Take from the material every line that contains the word "your".

Extracted material:
____________________
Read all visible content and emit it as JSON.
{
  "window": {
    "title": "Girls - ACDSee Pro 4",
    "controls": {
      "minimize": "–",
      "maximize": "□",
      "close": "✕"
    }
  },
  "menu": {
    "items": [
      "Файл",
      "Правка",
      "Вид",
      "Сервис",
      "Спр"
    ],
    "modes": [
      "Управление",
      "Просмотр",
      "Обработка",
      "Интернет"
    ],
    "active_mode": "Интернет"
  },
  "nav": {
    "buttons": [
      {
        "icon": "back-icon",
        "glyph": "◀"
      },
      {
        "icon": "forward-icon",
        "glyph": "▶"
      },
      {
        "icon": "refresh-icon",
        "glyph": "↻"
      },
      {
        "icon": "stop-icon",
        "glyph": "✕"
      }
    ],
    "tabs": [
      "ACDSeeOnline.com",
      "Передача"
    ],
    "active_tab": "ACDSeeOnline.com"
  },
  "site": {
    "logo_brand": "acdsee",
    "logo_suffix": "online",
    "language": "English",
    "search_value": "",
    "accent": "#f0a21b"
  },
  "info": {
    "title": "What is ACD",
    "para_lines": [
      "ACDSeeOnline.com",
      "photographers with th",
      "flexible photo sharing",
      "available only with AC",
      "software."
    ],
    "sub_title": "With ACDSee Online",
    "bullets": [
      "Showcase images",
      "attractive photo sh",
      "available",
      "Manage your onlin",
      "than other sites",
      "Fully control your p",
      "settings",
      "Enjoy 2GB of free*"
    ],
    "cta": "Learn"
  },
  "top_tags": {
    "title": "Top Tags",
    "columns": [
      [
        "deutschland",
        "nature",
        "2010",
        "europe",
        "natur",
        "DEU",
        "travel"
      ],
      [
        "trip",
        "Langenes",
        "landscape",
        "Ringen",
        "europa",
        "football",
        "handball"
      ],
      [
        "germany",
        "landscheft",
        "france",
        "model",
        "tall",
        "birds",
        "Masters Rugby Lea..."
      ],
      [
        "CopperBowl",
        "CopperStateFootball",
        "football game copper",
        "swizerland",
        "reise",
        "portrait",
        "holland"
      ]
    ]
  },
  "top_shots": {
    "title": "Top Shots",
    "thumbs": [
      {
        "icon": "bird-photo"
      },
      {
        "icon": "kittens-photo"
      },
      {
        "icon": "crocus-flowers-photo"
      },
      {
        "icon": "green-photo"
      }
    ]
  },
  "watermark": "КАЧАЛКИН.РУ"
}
____________________
Result of this task:
      "Manage your onlin",
      "Fully control your p",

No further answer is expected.